THE PROBLEM: Every line of the data must be set down exactly as shown.

•••••

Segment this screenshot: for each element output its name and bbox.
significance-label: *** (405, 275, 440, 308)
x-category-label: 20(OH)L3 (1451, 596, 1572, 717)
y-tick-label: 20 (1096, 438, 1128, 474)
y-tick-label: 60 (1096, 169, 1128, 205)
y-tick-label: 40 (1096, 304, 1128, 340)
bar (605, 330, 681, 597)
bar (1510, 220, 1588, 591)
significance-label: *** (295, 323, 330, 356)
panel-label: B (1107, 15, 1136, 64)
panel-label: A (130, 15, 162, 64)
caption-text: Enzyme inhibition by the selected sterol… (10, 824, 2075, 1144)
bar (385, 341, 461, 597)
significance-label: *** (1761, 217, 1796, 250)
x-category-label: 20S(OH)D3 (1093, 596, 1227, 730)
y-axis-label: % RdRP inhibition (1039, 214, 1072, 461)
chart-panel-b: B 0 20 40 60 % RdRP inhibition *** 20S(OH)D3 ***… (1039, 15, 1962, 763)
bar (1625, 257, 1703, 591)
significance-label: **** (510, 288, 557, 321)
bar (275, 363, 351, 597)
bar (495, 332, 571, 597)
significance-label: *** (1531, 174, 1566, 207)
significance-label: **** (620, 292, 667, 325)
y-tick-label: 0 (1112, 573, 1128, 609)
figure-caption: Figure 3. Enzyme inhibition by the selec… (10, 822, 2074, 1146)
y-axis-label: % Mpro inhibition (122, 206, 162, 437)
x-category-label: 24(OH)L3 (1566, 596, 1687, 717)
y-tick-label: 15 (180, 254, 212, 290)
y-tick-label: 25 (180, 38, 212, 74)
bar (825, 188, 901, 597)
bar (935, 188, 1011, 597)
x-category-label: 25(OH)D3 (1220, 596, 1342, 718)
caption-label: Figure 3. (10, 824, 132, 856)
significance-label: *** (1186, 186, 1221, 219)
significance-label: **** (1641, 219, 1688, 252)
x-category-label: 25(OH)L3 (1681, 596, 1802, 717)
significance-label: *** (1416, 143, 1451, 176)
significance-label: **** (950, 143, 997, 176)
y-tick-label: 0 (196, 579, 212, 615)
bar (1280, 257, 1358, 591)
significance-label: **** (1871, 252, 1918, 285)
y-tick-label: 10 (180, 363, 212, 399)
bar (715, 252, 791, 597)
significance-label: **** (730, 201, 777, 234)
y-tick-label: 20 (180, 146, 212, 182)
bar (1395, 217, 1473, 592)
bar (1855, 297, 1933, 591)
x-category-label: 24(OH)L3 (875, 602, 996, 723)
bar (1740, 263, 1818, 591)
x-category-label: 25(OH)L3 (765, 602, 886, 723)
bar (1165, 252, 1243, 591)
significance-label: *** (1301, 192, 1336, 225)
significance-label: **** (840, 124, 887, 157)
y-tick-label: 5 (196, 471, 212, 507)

•••••

RESULT:
Segment this screenshot: for each element output its name and bbox.
significance-label: *** (405, 275, 440, 308)
x-category-label: 20(OH)L3 (1451, 596, 1572, 717)
y-tick-label: 20 (1096, 438, 1128, 474)
y-tick-label: 60 (1096, 169, 1128, 205)
y-tick-label: 40 (1096, 304, 1128, 340)
bar (605, 330, 681, 597)
bar (1510, 220, 1588, 591)
significance-label: *** (295, 323, 330, 356)
panel-label: B (1107, 15, 1136, 64)
panel-label: A (130, 15, 162, 64)
caption-text: Enzyme inhibition by the selected sterol… (10, 824, 2075, 1144)
bar (385, 341, 461, 597)
significance-label: *** (1761, 217, 1796, 250)
x-category-label: 20S(OH)D3 (1093, 596, 1227, 730)
y-axis-label: % RdRP inhibition (1039, 214, 1072, 461)
chart-panel-b: B 0 20 40 60 % RdRP inhibition *** 20S(OH)D3 ***… (1039, 15, 1962, 763)
bar (1625, 257, 1703, 591)
significance-label: **** (510, 288, 557, 321)
bar (275, 363, 351, 597)
bar (495, 332, 571, 597)
significance-label: *** (1531, 174, 1566, 207)
significance-label: **** (620, 292, 667, 325)
y-tick-label: 0 (1112, 573, 1128, 609)
figure-caption: Figure 3. Enzyme inhibition by the selec… (10, 822, 2074, 1146)
y-axis-label: % Mpro inhibition (122, 206, 162, 437)
x-category-label: 24(OH)L3 (1566, 596, 1687, 717)
y-tick-label: 15 (180, 254, 212, 290)
y-tick-label: 25 (180, 38, 212, 74)
bar (825, 188, 901, 597)
bar (935, 188, 1011, 597)
x-category-label: 25(OH)D3 (1220, 596, 1342, 718)
caption-label: Figure 3. (10, 824, 132, 856)
significance-label: *** (1186, 186, 1221, 219)
significance-label: **** (1641, 219, 1688, 252)
x-category-label: 25(OH)L3 (1681, 596, 1802, 717)
significance-label: *** (1416, 143, 1451, 176)
significance-label: **** (950, 143, 997, 176)
y-tick-label: 0 (196, 579, 212, 615)
bar (1280, 257, 1358, 591)
significance-label: **** (1871, 252, 1918, 285)
y-tick-label: 10 (180, 363, 212, 399)
bar (715, 252, 791, 597)
significance-label: **** (730, 201, 777, 234)
y-tick-label: 20 (180, 146, 212, 182)
bar (1395, 217, 1473, 592)
bar (1855, 297, 1933, 591)
x-category-label: 24(OH)L3 (875, 602, 996, 723)
bar (1740, 263, 1818, 591)
x-category-label: 25(OH)L3 (765, 602, 886, 723)
bar (1165, 252, 1243, 591)
significance-label: *** (1301, 192, 1336, 225)
significance-label: **** (840, 124, 887, 157)
y-tick-label: 5 (196, 471, 212, 507)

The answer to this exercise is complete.